Text excerpt:
----------------
Diary from November 12, 1862, to October 18, 1863

Chapter 3

Chapter 33,819 wordsPublic domain

How, unless Chase has drank of the waters of Lethe, how can he possibly look, now, in the face of, for instance, Fessenden of Maine, to whom he has said so many bitter things against the now belauded "Secretary Seward!" Bah! Chase most certainly must have a forty-or-fifty-diplomatist power of commanding--literally and not slangishly be it spoken!--his _cheek_, if, without burning blushes he can look in the face of Fessenden, Sumner or any honest man and say,--"I admire and I support Secretary Seward!" God! If all who, during the last two years, have come into contact with Chase, would but come forward and speak out! In that case, thousands would stand forth, a "cloud of witnesses," to confirm this statement. Chase! Faugh! I hereby brand him, and leave him to the bitter judgment of all men who can conscientiously claim to be even _half honest_.

In merest and barest justice to Seward, greatly as I disapprove of his general course, I must here note the fact that he is by no means addicted to evil speaking about any one. Not that this reticence proceeds from scrupulous feeling or a proud stern spirit. Seward, however, never speaks evil of any one unless to destroy, and to one who sympathises in that same amiable wish. To undermine a rival or to destroy an enemy, Seward will expend any amount of slander; but, in the absence of personal interest, Seward, though officially civilian, is, by nature, far too good and too old a soldier to waste ammunition upon worthless game.

_Dec. 23._--Why could not Mr. Lincoln choose for his Secretary of State some man who has a holy and wholesome horror of pen, ink, and paper? Some man gifted with a sound brain, who never is quick at writing a dispatch, and would demand double salary as the price of writing one? Oh! Mr. Lincoln, had you but done this, not only would all America, but all Europe also be truly thankful for great immunity from the curse of morbid attempts at diplomacy and statesmanship.

_Dec. 23._--Mr. Lincoln's proclamation to the butchered army! For heaven's sake let us know, pray, _pray_ let us know who was Lincoln's amanuensis? I hope it was not Stanton. The army is defiled. "An accident," says this precious proclamation, "has prevented victory." _What_ accident? Let the country know the precise nature of that same accident, and the manner, time, and place of its occurrence! Burnside talks about a fog! Oh! yes, a deep, dense terribly foul fog--in the _cerebellum_! Is that the _accident_ of which the precious proclamation so impudently speaks? Lincoln makes the wonderful discovery that the crossing and the recrossing of the river are quite peerless, absolutely unparallelled military achievements.
----------------
Tasks for this exercise:
**1)** Reproduce the diary excerpt from "In merest and" to "upon worthless game.", inclusive.
**2)** In the diary excerpt, what does the proclamation claim has prevented victory?
Rely solely on the diary excerpt when responding.
----------------
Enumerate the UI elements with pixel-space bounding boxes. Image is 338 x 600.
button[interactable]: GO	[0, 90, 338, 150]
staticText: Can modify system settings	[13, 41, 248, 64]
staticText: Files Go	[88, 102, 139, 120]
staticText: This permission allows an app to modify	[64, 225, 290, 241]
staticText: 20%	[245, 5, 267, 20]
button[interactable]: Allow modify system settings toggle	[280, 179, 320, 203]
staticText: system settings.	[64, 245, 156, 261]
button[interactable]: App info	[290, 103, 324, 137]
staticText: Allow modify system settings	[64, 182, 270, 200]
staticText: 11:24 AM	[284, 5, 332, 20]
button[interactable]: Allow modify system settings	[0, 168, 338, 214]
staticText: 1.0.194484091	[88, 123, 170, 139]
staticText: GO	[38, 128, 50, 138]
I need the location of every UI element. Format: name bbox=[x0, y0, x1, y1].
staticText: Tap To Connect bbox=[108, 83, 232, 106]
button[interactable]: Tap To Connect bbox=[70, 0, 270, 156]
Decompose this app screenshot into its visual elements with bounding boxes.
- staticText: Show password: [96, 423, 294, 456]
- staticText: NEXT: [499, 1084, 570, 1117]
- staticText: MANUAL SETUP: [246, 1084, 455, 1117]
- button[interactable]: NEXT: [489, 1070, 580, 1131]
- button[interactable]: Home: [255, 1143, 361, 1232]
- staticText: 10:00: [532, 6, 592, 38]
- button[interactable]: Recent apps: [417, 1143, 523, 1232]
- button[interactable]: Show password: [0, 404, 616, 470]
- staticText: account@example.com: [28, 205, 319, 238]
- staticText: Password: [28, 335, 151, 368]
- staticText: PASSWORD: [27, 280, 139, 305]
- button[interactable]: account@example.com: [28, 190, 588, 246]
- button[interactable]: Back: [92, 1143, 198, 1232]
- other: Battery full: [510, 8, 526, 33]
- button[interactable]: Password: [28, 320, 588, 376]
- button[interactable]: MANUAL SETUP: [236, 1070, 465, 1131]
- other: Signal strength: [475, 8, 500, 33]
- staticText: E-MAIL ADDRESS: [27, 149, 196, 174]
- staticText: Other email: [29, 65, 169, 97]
----------------
Results for each task:
**1)**
In merest and barest justice to Seward, greatly as I disapprove of his general course, I must here note the fact that he is by no means addicted to evil speaking about any one. Not that this reticence proceeds from scrupulous feeling or a proud stern spirit. Seward, however, never speaks evil of any one unless to destroy, and to one who sympathises in that same amiable wish. To undermine a rival or to destroy an enemy, Seward will expend any amount of slander; but, in the absence of personal interest, Seward, though officially civilian, is, by nature, far too good and too old a soldier to waste ammunition upon worthless game.

**2)** An accident.